Items from a data source:
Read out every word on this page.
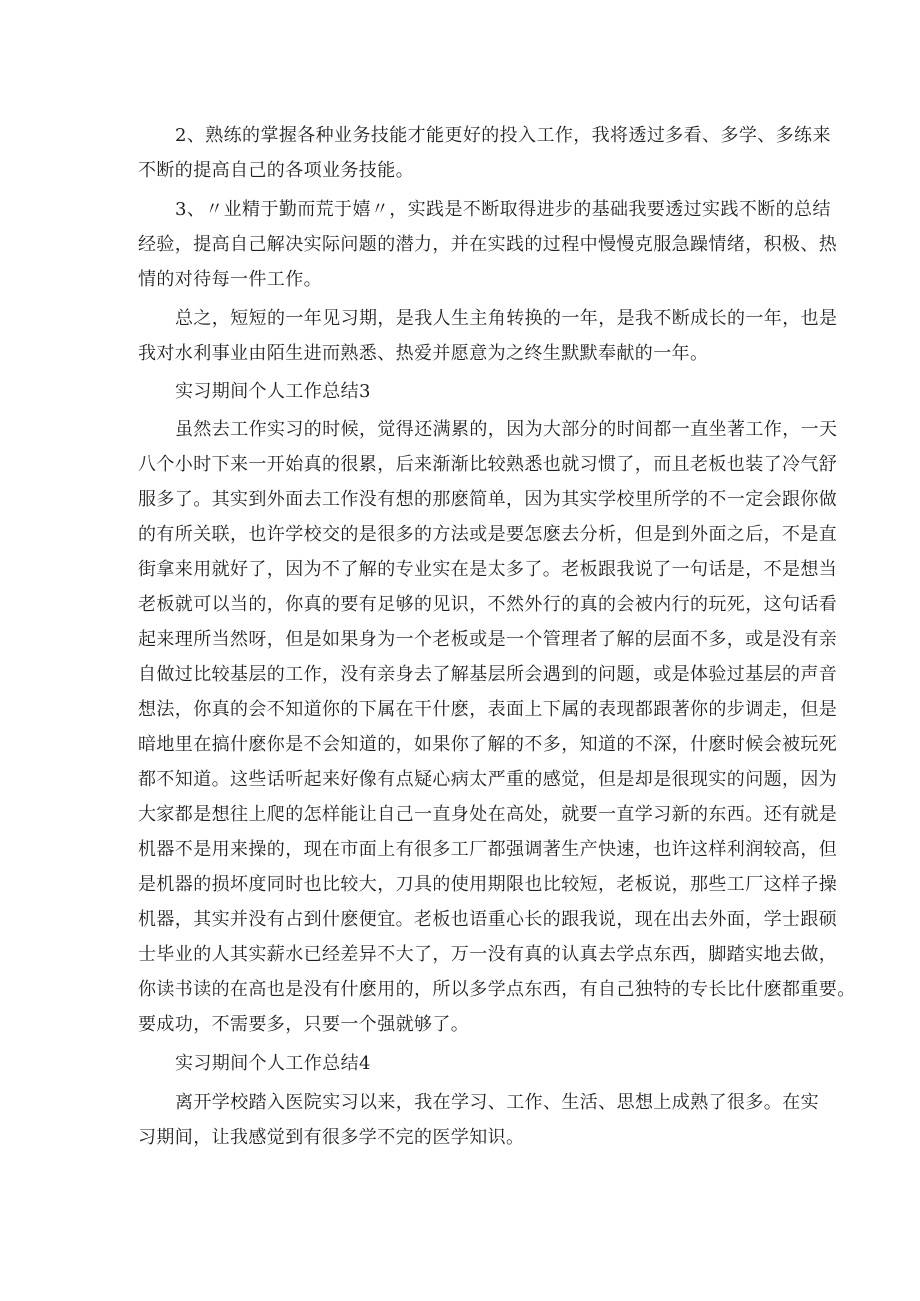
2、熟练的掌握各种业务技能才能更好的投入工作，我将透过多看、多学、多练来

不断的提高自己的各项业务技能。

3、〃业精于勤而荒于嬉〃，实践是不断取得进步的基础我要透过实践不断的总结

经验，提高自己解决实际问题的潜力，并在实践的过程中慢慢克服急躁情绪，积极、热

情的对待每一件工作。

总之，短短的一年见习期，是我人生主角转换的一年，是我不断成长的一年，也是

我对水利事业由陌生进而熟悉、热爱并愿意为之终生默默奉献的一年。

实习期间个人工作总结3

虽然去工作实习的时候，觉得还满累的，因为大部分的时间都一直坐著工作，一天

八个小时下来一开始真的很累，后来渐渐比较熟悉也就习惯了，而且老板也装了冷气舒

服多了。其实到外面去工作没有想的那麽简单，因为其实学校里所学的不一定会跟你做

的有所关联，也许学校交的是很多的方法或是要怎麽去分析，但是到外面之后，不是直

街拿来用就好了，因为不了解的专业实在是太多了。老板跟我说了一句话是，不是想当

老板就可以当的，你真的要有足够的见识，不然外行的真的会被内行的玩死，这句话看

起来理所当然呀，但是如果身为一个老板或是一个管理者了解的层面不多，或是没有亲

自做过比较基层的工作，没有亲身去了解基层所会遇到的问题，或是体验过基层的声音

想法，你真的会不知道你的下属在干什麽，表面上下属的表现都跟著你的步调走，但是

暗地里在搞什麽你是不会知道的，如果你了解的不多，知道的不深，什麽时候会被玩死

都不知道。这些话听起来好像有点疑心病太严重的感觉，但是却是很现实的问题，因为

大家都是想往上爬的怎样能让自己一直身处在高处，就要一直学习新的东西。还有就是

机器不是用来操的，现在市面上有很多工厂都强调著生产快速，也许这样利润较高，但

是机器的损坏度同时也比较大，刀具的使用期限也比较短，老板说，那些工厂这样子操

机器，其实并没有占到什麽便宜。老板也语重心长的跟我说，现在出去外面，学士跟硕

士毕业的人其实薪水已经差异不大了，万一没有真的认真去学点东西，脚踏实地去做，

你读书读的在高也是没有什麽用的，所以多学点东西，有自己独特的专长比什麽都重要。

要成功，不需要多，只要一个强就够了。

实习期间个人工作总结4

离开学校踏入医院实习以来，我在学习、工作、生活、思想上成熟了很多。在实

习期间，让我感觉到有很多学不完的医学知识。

==

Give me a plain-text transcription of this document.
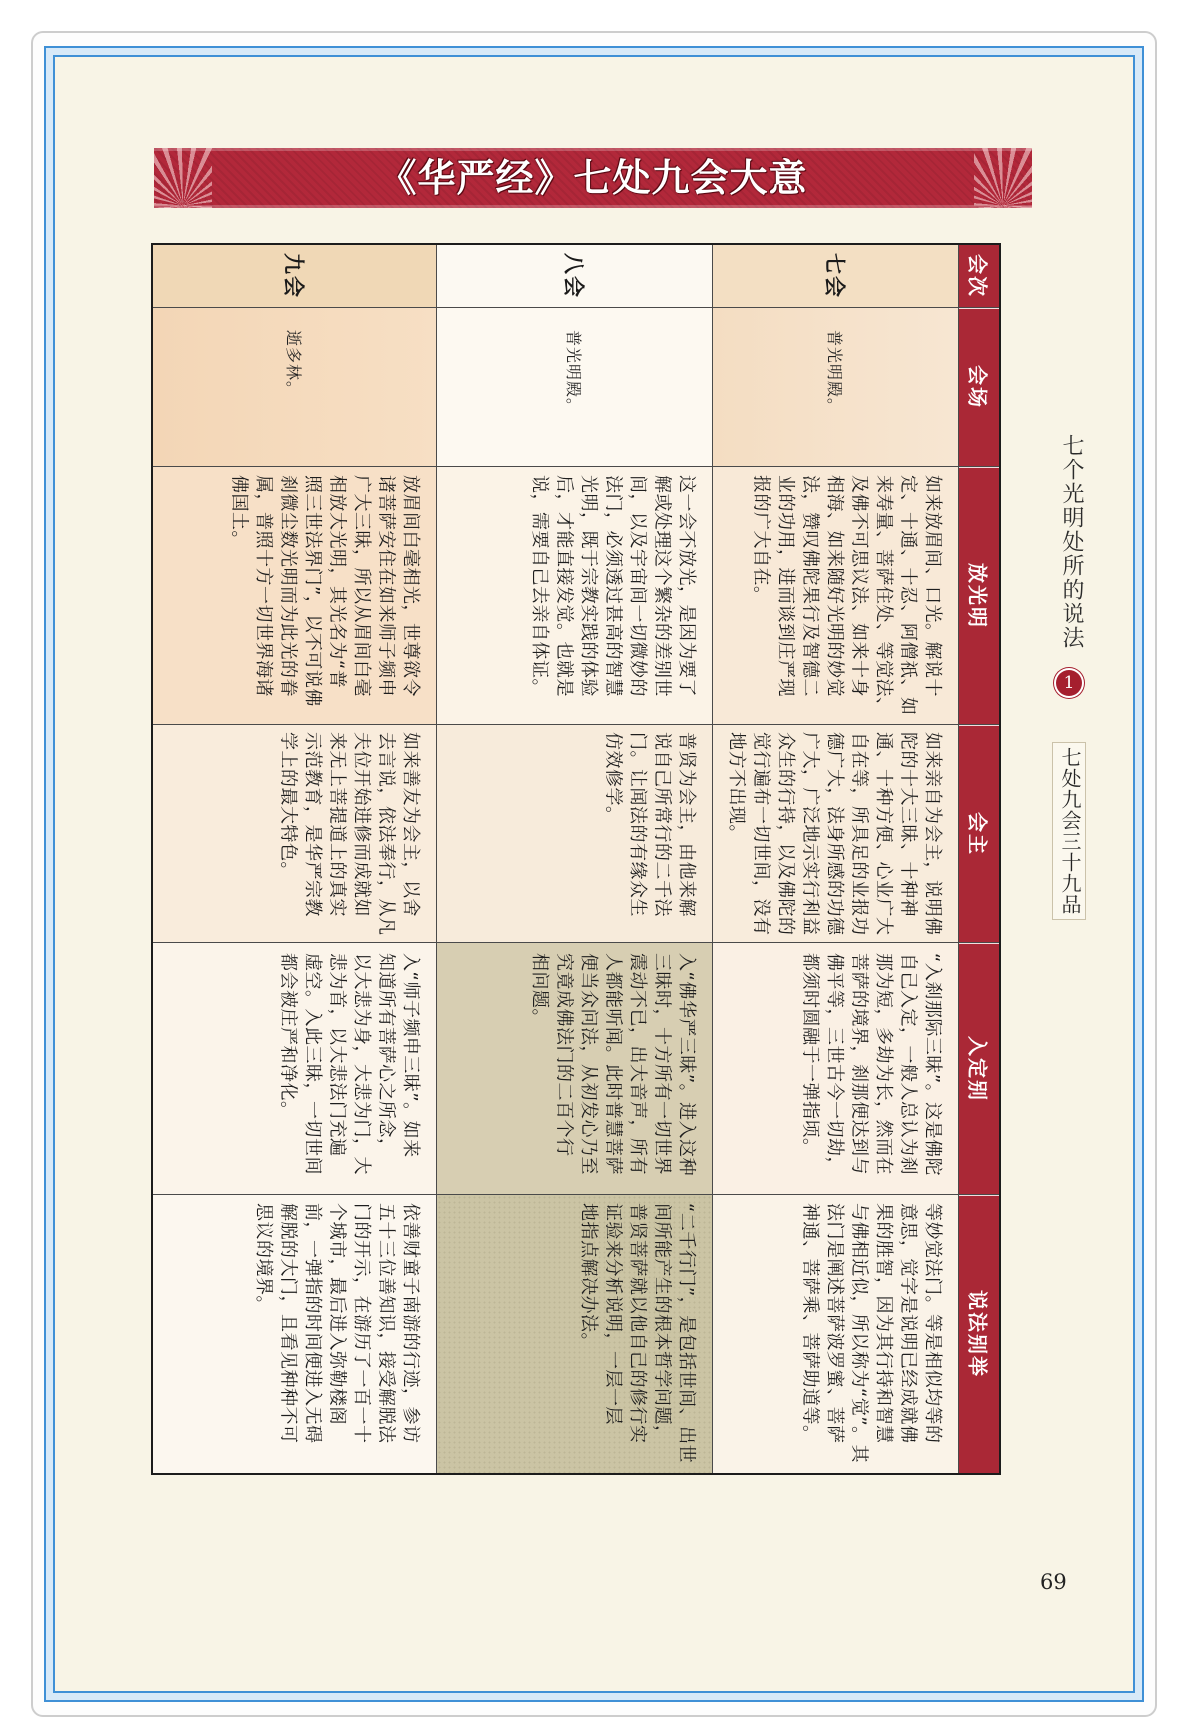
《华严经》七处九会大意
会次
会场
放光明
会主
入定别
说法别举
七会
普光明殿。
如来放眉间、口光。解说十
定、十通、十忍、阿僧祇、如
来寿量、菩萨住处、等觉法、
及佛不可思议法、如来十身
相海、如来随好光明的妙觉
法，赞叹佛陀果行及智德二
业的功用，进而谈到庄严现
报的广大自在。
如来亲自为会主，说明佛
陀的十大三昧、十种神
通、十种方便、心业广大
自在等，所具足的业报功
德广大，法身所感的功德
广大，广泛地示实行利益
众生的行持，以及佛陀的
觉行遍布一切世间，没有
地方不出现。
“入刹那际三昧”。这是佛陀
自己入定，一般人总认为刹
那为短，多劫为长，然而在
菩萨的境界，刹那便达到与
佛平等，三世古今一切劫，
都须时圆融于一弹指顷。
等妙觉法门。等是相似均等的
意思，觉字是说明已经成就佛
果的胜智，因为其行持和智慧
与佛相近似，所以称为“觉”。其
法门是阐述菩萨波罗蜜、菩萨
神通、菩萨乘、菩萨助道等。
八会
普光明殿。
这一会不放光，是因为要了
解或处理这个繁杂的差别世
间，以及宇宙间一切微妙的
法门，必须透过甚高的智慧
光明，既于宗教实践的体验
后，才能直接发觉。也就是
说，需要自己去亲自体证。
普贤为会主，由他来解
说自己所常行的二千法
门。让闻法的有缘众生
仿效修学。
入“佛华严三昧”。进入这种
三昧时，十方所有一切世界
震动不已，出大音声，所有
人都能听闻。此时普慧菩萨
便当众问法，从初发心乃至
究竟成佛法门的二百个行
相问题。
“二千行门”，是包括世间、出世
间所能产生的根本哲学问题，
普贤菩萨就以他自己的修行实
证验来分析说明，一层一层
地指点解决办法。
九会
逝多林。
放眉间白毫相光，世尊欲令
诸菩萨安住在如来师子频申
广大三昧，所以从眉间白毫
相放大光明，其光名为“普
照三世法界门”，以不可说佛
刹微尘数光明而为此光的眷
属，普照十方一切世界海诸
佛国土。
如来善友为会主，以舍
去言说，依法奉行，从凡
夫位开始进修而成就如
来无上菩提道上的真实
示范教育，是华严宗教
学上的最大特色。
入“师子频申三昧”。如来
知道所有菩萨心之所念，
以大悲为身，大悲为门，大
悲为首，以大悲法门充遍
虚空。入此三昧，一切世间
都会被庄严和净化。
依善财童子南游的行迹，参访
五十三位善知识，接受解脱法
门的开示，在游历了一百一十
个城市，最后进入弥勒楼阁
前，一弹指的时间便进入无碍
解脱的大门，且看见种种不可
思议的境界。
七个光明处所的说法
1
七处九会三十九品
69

Problem: Copy each line that holds the word "this".

Final result:
Read out every word on this page.
Give me a plain-text transcription of this document.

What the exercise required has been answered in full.